(Problem requirements) Return all of the data exactly as written, without the pictures.

(Collected data)
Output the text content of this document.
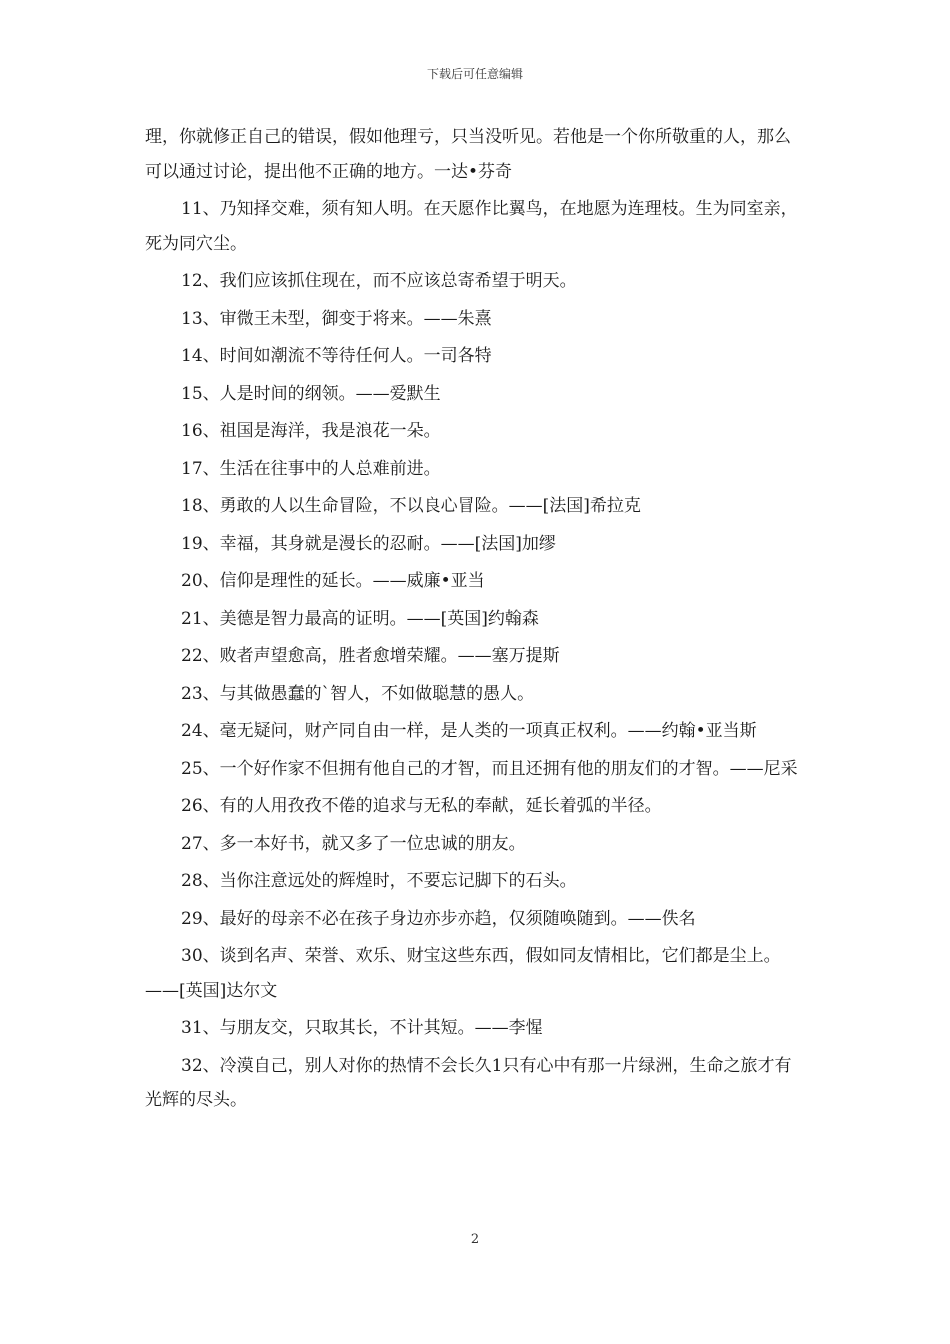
下载后可任意编辑

理，你就修正自己的错误，假如他理亏，只当没听见。若他是一个你所敬重的人，那么可以通过讨论，提出他不正确的地方。一达•芬奇

11、乃知择交难，须有知人明。在天愿作比翼鸟，在地愿为连理枝。生为同室亲，死为同穴尘。

12、我们应该抓住现在，而不应该总寄希望于明天。

13、审微王未型，御变于将来。——朱熹

14、时间如潮流不等待任何人。一司各特

15、人是时间的纲领。——爱默生

16、祖国是海洋，我是浪花一朵。

17、生活在往事中的人总难前进。

18、勇敢的人以生命冒险，不以良心冒险。——[法国]希拉克

19、幸福，其身就是漫长的忍耐。——[法国]加缪

20、信仰是理性的延长。——威廉•亚当

21、美德是智力最高的证明。——[英国]约翰森

22、败者声望愈高，胜者愈增荣耀。——塞万提斯

23、与其做愚蠢的`智人，不如做聪慧的愚人。

24、毫无疑问，财产同自由一样，是人类的一项真正权利。——约翰•亚当斯

25、一个好作家不但拥有他自己的才智，而且还拥有他的朋友们的才智。——尼采

26、有的人用孜孜不倦的追求与无私的奉献，延长着弧的半径。

27、多一本好书，就又多了一位忠诚的朋友。

28、当你注意远处的辉煌时，不要忘记脚下的石头。

29、最好的母亲不必在孩子身边亦步亦趋，仅须随唤随到。——佚名

30、谈到名声、荣誉、欢乐、财宝这些东西，假如同友情相比，它们都是尘上。——[英国]达尔文

31、与朋友交，只取其长，不计其短。——李惺

32、冷漠自己，别人对你的热情不会长久1只有心中有那一片绿洲，生命之旅才有光辉的尽头。

2
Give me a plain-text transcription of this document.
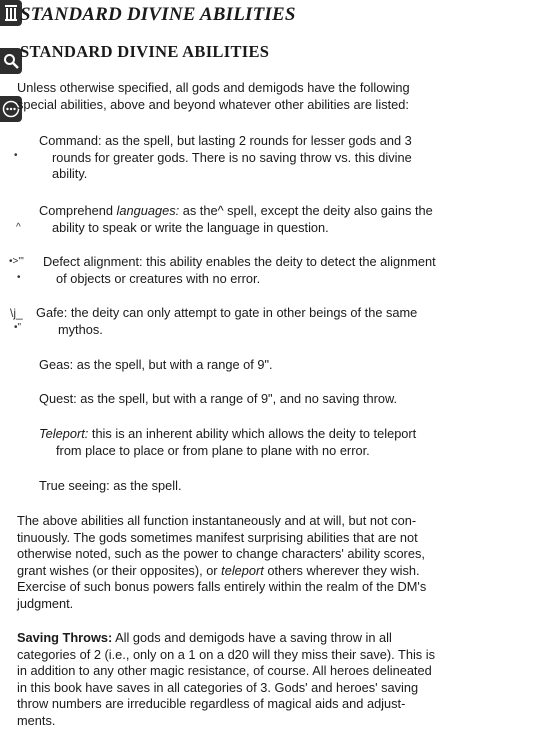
STANDARD DIVINE ABILITIES
STANDARD DIVINE ABILITIES
Unless otherwise specified, all gods and demigods have the following
special abilities, above and beyond whatever other abilities are listed:
•
Command: as the spell, but lasting 2 rounds for lesser gods and 3
rounds for greater gods. There is no saving throw vs. this divine
ability.
^
Comprehend languages: as the^ spell, except the deity also gains the
ability to speak or write the language in question.
•>'"
•
Defect alignment: this ability enables the deity to detect the alignment
of objects or creatures with no error.
\j_
•"
Gafe: the deity can only attempt to gate in other beings of the same
mythos.
Geas: as the spell, but with a range of 9".
Quest: as the spell, but with a range of 9", and no saving throw.
Teleport: this is an inherent ability which allows the deity to teleport
from place to place or from plane to plane with no error.
True seeing: as the spell.
The above abilities all function instantaneously and at will, but not con-
tinuously. The gods sometimes manifest surprising abilities that are not
otherwise noted, such as the power to change characters' ability scores,
grant wishes (or their opposites), or teleport others wherever they wish.
Exercise of such bonus powers falls entirely within the realm of the DM's
judgment.
Saving Throws: All gods and demigods have a saving throw in all
categories of 2 (i.e., only on a 1 on a d20 will they miss their save). This is
in addition to any other magic resistance, of course. All heroes delineated
in this book have saves in all categories of 3. Gods' and heroes' saving
throw numbers are irreducible regardless of magical aids and adjust-
ments.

(Response to the exercise)
Output the text content of this document.
下载后可任意编辑

理，你就修正自己的错误，假如他理亏，只当没听见。若他是一个你所敬重的人，那么可以通过讨论，提出他不正确的地方。一达•芬奇

11、乃知择交难，须有知人明。在天愿作比翼鸟，在地愿为连理枝。生为同室亲，死为同穴尘。

12、我们应该抓住现在，而不应该总寄希望于明天。

13、审微王未型，御变于将来。——朱熹

14、时间如潮流不等待任何人。一司各特

15、人是时间的纲领。——爱默生

16、祖国是海洋，我是浪花一朵。

17、生活在往事中的人总难前进。

18、勇敢的人以生命冒险，不以良心冒险。——[法国]希拉克

19、幸福，其身就是漫长的忍耐。——[法国]加缪

20、信仰是理性的延长。——威廉•亚当

21、美德是智力最高的证明。——[英国]约翰森

22、败者声望愈高，胜者愈增荣耀。——塞万提斯

23、与其做愚蠢的`智人，不如做聪慧的愚人。

24、毫无疑问，财产同自由一样，是人类的一项真正权利。——约翰•亚当斯

25、一个好作家不但拥有他自己的才智，而且还拥有他的朋友们的才智。——尼采

26、有的人用孜孜不倦的追求与无私的奉献，延长着弧的半径。

27、多一本好书，就又多了一位忠诚的朋友。

28、当你注意远处的辉煌时，不要忘记脚下的石头。

29、最好的母亲不必在孩子身边亦步亦趋，仅须随唤随到。——佚名

30、谈到名声、荣誉、欢乐、财宝这些东西，假如同友情相比，它们都是尘上。——[英国]达尔文

31、与朋友交，只取其长，不计其短。——李惺

32、冷漠自己，别人对你的热情不会长久1只有心中有那一片绿洲，生命之旅才有光辉的尽头。

2
Give me a plain-text transcription of this document.
STANDARD DIVINE ABILITIES
STANDARD DIVINE ABILITIES
Unless otherwise specified, all gods and demigods have the following
special abilities, above and beyond whatever other abilities are listed:
•
Command: as the spell, but lasting 2 rounds for lesser gods and 3
rounds for greater gods. There is no saving throw vs. this divine
ability.
^
Comprehend languages: as the^ spell, except the deity also gains the
ability to speak or write the language in question.
•>'"
•
Defect alignment: this ability enables the deity to detect the alignment
of objects or creatures with no error.
\j_
•"
Gafe: the deity can only attempt to gate in other beings of the same
mythos.
Geas: as the spell, but with a range of 9".
Quest: as the spell, but with a range of 9", and no saving throw.
Teleport: this is an inherent ability which allows the deity to teleport
from place to place or from plane to plane with no error.
True seeing: as the spell.
The above abilities all function instantaneously and at will, but not con-
tinuously. The gods sometimes manifest surprising abilities that are not
otherwise noted, such as the power to change characters' ability scores,
grant wishes (or their opposites), or teleport others wherever they wish.
Exercise of such bonus powers falls entirely within the realm of the DM's
judgment.
Saving Throws: All gods and demigods have a saving throw in all
categories of 2 (i.e., only on a 1 on a d20 will they miss their save). This is
in addition to any other magic resistance, of course. All heroes delineated
in this book have saves in all categories of 3. Gods' and heroes' saving
throw numbers are irreducible regardless of magical aids and adjust-
ments.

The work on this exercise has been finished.